Stored items from a collection>

** Start **

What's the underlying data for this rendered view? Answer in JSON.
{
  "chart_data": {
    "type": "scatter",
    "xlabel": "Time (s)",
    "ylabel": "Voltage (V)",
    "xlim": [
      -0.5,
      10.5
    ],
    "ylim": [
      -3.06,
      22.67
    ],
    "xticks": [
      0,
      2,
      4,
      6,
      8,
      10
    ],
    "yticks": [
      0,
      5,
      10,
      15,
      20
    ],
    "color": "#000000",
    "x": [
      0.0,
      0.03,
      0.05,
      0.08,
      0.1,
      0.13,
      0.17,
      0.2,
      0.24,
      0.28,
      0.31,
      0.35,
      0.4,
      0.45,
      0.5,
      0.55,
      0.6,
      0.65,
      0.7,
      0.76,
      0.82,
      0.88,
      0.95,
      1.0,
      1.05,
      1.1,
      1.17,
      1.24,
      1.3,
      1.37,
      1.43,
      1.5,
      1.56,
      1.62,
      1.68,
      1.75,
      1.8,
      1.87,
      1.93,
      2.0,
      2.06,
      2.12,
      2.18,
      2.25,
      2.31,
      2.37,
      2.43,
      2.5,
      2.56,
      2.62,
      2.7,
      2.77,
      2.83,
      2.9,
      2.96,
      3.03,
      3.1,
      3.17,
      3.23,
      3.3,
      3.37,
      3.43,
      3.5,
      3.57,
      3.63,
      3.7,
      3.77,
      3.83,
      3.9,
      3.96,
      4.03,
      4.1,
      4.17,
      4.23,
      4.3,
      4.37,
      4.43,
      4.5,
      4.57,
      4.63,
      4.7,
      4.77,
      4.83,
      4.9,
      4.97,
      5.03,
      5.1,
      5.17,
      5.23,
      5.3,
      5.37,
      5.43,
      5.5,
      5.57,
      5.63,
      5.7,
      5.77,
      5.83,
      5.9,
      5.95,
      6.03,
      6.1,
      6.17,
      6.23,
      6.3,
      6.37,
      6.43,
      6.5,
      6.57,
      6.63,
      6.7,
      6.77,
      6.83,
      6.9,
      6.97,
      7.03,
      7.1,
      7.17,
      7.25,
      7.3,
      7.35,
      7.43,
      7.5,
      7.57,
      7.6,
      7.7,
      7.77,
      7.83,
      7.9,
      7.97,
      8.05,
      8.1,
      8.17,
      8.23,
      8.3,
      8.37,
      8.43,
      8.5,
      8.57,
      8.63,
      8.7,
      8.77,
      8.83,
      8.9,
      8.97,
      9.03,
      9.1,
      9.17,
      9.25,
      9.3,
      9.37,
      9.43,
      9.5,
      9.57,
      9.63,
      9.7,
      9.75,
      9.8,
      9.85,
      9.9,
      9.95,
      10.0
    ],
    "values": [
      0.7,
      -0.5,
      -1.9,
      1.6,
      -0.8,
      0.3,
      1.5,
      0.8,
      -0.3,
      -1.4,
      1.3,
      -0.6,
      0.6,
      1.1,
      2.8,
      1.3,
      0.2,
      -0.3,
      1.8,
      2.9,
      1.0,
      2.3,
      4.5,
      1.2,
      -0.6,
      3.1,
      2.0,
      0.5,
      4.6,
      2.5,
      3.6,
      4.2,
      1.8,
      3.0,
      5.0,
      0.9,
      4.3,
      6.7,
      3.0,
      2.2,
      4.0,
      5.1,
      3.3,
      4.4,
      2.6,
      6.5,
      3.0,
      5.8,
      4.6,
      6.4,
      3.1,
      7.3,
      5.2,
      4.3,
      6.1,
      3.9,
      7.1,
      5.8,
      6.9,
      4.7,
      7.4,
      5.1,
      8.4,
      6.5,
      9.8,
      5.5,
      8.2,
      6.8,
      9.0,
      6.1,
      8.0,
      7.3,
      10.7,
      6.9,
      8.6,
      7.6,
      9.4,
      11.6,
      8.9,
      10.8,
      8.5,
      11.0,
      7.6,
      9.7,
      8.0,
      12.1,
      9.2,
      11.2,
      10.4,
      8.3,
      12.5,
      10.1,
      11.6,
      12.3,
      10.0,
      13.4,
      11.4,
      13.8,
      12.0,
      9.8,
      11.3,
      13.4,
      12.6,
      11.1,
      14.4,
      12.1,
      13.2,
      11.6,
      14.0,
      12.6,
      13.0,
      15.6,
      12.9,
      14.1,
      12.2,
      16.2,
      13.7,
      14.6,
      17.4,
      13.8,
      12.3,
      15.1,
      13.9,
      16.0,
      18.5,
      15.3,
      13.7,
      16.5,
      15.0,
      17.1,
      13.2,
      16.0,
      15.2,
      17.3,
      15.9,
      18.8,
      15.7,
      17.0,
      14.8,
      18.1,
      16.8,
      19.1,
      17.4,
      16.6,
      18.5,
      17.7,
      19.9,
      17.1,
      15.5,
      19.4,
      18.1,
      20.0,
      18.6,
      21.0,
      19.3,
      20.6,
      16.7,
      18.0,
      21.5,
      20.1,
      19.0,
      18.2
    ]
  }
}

** End **

Aim of the exercise>
Output each entry precisely as given.

Task result>
What's the underlying data for this rendered view? Answer in JSON.
{
  "chart_data": {
    "type": "scatter",
    "xlabel": "Time (s)",
    "ylabel": "Voltage (V)",
    "xlim": [
      -0.5,
      10.5
    ],
    "ylim": [
      -3.06,
      22.67
    ],
    "xticks": [
      0,
      2,
      4,
      6,
      8,
      10
    ],
    "yticks": [
      0,
      5,
      10,
      15,
      20
    ],
    "color": "#000000",
    "x": [
      0.0,
      0.03,
      0.05,
      0.08,
      0.1,
      0.13,
      0.17,
      0.2,
      0.24,
      0.28,
      0.31,
      0.35,
      0.4,
      0.45,
      0.5,
      0.55,
      0.6,
      0.65,
      0.7,
      0.76,
      0.82,
      0.88,
      0.95,
      1.0,
      1.05,
      1.1,
      1.17,
      1.24,
      1.3,
      1.37,
      1.43,
      1.5,
      1.56,
      1.62,
      1.68,
      1.75,
      1.8,
      1.87,
      1.93,
      2.0,
      2.06,
      2.12,
      2.18,
      2.25,
      2.31,
      2.37,
      2.43,
      2.5,
      2.56,
      2.62,
      2.7,
      2.77,
      2.83,
      2.9,
      2.96,
      3.03,
      3.1,
      3.17,
      3.23,
      3.3,
      3.37,
      3.43,
      3.5,
      3.57,
      3.63,
      3.7,
      3.77,
      3.83,
      3.9,
      3.96,
      4.03,
      4.1,
      4.17,
      4.23,
      4.3,
      4.37,
      4.43,
      4.5,
      4.57,
      4.63,
      4.7,
      4.77,
      4.83,
      4.9,
      4.97,
      5.03,
      5.1,
      5.17,
      5.23,
      5.3,
      5.37,
      5.43,
      5.5,
      5.57,
      5.63,
      5.7,
      5.77,
      5.83,
      5.9,
      5.95,
      6.03,
      6.1,
      6.17,
      6.23,
      6.3,
      6.37,
      6.43,
      6.5,
      6.57,
      6.63,
      6.7,
      6.77,
      6.83,
      6.9,
      6.97,
      7.03,
      7.1,
      7.17,
      7.25,
      7.3,
      7.35,
      7.43,
      7.5,
      7.57,
      7.6,
      7.7,
      7.77,
      7.83,
      7.9,
      7.97,
      8.05,
      8.1,
      8.17,
      8.23,
      8.3,
      8.37,
      8.43,
      8.5,
      8.57,
      8.63,
      8.7,
      8.77,
      8.83,
      8.9,
      8.97,
      9.03,
      9.1,
      9.17,
      9.25,
      9.3,
      9.37,
      9.43,
      9.5,
      9.57,
      9.63,
      9.7,
      9.75,
      9.8,
      9.85,
      9.9,
      9.95,
      10.0
    ],
    "values": [
      0.7,
      -0.5,
      -1.9,
      1.6,
      -0.8,
      0.3,
      1.5,
      0.8,
      -0.3,
      -1.4,
      1.3,
      -0.6,
      0.6,
      1.1,
      2.8,
      1.3,
      0.2,
      -0.3,
      1.8,
      2.9,
      1.0,
      2.3,
      4.5,
      1.2,
      -0.6,
      3.1,
      2.0,
      0.5,
      4.6,
      2.5,
      3.6,
      4.2,
      1.8,
      3.0,
      5.0,
      0.9,
      4.3,
      6.7,
      3.0,
      2.2,
      4.0,
      5.1,
      3.3,
      4.4,
      2.6,
      6.5,
      3.0,
      5.8,
      4.6,
      6.4,
      3.1,
      7.3,
      5.2,
      4.3,
      6.1,
      3.9,
      7.1,
      5.8,
      6.9,
      4.7,
      7.4,
      5.1,
      8.4,
      6.5,
      9.8,
      5.5,
      8.2,
      6.8,
      9.0,
      6.1,
      8.0,
      7.3,
      10.7,
      6.9,
      8.6,
      7.6,
      9.4,
      11.6,
      8.9,
      10.8,
      8.5,
      11.0,
      7.6,
      9.7,
      8.0,
      12.1,
      9.2,
      11.2,
      10.4,
      8.3,
      12.5,
      10.1,
      11.6,
      12.3,
      10.0,
      13.4,
      11.4,
      13.8,
      12.0,
      9.8,
      11.3,
      13.4,
      12.6,
      11.1,
      14.4,
      12.1,
      13.2,
      11.6,
      14.0,
      12.6,
      13.0,
      15.6,
      12.9,
      14.1,
      12.2,
      16.2,
      13.7,
      14.6,
      17.4,
      13.8,
      12.3,
      15.1,
      13.9,
      16.0,
      18.5,
      15.3,
      13.7,
      16.5,
      15.0,
      17.1,
      13.2,
      16.0,
      15.2,
      17.3,
      15.9,
      18.8,
      15.7,
      17.0,
      14.8,
      18.1,
      16.8,
      19.1,
      17.4,
      16.6,
      18.5,
      17.7,
      19.9,
      17.1,
      15.5,
      19.4,
      18.1,
      20.0,
      18.6,
      21.0,
      19.3,
      20.6,
      16.7,
      18.0,
      21.5,
      20.1,
      19.0,
      18.2
    ]
  }
}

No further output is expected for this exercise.